PROVIDED RECORDS:
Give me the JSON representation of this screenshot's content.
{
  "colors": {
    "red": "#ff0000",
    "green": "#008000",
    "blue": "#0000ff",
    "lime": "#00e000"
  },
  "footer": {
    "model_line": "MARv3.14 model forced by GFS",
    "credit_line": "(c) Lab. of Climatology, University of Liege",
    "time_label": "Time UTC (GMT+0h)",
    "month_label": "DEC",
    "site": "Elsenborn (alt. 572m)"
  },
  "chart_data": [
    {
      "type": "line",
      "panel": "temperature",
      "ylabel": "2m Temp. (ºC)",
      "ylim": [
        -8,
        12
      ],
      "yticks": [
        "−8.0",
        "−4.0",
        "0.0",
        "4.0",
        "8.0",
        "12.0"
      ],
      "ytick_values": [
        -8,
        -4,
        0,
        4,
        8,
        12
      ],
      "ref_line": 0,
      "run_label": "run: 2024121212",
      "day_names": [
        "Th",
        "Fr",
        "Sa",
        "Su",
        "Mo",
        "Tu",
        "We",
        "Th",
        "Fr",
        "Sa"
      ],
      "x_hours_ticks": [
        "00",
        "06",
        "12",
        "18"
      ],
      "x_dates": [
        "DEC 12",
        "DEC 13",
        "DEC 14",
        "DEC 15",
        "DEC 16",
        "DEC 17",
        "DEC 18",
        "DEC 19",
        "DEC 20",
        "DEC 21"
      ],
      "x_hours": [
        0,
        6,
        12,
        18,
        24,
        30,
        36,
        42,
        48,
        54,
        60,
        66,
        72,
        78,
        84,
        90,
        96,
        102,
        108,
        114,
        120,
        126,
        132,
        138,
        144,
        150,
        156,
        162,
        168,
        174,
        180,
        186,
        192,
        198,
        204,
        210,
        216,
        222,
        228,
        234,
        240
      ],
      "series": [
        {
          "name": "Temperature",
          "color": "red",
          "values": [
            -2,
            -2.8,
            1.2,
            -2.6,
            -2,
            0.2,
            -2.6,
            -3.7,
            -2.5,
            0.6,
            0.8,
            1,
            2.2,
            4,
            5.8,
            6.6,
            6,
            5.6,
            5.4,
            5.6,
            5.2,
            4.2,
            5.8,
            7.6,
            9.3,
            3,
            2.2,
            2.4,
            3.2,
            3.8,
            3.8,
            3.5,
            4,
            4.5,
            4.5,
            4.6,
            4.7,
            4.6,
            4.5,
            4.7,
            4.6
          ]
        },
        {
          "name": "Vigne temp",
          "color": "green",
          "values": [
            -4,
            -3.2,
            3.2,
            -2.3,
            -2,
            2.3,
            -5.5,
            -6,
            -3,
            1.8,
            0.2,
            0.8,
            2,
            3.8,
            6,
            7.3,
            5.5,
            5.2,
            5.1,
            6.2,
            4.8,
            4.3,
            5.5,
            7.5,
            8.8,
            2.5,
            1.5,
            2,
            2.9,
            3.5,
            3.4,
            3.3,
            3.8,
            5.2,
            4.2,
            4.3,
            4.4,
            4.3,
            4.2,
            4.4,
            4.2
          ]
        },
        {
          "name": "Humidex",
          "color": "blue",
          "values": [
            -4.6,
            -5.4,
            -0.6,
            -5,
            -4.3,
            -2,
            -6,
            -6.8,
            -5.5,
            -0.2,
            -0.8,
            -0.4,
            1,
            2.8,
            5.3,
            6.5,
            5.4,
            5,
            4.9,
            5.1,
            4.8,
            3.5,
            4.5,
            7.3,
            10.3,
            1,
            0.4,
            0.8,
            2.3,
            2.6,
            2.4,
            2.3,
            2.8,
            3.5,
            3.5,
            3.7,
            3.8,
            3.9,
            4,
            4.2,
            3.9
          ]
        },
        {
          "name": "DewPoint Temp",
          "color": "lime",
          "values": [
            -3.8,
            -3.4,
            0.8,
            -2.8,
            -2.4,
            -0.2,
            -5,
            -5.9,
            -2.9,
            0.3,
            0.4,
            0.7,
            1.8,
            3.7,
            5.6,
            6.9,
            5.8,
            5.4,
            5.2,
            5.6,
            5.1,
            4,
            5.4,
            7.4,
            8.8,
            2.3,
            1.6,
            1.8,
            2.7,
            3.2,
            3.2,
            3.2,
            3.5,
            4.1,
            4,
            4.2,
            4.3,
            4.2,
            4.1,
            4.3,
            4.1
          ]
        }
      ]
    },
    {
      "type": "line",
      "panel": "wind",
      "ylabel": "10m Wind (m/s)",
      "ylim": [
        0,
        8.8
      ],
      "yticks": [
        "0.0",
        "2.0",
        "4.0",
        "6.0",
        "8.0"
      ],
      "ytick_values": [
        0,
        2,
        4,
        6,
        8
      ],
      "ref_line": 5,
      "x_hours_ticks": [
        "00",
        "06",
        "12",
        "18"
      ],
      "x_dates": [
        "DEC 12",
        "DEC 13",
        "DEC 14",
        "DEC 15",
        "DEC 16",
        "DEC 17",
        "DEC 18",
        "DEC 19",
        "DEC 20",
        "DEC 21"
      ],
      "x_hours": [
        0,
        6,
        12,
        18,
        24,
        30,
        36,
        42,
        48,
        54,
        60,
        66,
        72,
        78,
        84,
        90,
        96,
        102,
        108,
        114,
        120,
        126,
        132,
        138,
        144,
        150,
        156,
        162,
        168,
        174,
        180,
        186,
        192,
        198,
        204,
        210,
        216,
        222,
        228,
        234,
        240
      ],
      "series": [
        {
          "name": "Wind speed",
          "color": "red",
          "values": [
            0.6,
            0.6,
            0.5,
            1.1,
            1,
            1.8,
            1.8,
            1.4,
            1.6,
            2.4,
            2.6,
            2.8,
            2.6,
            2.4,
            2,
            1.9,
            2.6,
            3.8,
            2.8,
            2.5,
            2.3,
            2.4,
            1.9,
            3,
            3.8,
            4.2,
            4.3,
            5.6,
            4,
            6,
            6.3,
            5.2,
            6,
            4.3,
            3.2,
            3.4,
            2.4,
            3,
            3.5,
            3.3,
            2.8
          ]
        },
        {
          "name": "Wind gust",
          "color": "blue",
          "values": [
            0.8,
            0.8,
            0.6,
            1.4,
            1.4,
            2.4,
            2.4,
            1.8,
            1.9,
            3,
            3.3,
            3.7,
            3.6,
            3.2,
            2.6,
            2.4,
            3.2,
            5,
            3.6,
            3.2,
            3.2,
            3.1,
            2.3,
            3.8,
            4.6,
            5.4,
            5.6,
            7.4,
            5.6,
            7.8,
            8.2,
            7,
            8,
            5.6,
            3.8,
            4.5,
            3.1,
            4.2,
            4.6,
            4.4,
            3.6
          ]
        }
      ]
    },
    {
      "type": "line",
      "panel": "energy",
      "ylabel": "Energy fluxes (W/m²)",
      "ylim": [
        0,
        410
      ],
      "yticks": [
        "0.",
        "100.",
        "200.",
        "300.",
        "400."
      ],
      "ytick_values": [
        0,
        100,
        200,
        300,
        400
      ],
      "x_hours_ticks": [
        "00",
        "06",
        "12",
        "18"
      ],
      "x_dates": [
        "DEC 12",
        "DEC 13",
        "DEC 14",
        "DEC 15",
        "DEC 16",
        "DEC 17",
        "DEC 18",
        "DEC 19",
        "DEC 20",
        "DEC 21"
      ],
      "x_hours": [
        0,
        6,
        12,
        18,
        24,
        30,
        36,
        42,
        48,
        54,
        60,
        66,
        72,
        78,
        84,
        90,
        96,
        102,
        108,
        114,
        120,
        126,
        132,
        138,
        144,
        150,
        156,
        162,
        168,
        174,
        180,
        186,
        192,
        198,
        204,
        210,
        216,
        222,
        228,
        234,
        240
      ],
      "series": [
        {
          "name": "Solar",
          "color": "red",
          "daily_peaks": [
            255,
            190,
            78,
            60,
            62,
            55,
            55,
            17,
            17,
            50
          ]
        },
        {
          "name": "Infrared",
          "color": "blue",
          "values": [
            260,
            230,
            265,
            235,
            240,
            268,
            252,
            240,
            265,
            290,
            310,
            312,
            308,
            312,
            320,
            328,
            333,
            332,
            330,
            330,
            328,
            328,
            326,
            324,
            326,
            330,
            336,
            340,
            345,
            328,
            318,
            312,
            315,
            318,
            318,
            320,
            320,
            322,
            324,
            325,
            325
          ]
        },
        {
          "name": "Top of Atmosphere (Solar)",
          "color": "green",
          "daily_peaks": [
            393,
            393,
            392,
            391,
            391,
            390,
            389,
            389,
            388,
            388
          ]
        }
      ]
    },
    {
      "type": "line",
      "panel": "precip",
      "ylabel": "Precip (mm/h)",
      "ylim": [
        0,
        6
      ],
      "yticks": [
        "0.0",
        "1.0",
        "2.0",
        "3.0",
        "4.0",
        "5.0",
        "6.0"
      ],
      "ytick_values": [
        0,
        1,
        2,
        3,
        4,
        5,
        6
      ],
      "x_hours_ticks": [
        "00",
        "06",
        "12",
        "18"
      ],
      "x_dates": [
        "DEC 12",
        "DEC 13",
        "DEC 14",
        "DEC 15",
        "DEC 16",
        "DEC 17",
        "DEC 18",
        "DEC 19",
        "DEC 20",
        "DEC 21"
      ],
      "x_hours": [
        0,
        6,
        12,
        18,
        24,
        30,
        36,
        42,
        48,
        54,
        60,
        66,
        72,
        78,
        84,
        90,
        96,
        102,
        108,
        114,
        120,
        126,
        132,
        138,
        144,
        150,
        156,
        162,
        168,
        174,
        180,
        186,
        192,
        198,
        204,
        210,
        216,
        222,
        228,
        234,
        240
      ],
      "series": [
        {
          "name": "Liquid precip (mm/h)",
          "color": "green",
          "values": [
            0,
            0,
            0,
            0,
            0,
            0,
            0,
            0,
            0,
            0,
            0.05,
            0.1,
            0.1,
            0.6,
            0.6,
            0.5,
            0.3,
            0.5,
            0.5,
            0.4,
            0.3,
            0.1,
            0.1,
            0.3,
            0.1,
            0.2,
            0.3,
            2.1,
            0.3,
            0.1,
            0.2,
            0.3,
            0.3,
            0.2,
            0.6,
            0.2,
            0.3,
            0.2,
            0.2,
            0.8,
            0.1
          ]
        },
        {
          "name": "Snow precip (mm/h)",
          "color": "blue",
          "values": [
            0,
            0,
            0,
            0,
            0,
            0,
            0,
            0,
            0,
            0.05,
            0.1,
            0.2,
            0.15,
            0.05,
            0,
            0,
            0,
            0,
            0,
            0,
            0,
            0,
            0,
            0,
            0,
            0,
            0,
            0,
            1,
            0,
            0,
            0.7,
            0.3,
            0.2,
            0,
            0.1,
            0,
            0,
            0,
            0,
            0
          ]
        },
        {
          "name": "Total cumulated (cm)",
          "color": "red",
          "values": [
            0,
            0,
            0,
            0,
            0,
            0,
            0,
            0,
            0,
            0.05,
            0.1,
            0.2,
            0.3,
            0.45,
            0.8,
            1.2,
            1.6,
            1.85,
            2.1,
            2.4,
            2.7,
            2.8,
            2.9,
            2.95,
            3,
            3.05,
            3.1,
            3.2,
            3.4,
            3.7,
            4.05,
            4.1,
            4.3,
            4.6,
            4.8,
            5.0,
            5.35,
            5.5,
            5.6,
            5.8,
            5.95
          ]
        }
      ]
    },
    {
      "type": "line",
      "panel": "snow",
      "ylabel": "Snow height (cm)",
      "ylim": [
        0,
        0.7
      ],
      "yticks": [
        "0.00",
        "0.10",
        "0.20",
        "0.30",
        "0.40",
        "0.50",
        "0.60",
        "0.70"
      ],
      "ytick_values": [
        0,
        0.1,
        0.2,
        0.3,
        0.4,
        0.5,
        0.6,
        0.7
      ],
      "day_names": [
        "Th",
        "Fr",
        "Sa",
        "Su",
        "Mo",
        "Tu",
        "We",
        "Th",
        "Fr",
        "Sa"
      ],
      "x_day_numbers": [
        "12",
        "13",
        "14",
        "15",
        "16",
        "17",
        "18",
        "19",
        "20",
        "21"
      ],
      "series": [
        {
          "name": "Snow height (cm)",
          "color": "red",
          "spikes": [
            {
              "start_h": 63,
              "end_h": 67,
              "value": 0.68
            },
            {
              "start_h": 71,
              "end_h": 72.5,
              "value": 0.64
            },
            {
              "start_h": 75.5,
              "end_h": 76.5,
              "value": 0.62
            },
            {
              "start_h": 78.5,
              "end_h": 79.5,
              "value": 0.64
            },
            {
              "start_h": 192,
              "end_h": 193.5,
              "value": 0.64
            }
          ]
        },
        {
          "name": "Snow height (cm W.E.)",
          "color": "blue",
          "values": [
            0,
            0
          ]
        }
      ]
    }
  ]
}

WRITTEN PROBLEM:
Pull out every line above that holds the word "panel".

THE OUTPUT:
      "panel": "temperature",
      "panel": "wind",
      "panel": "energy",
      "panel": "precip",
      "panel": "snow",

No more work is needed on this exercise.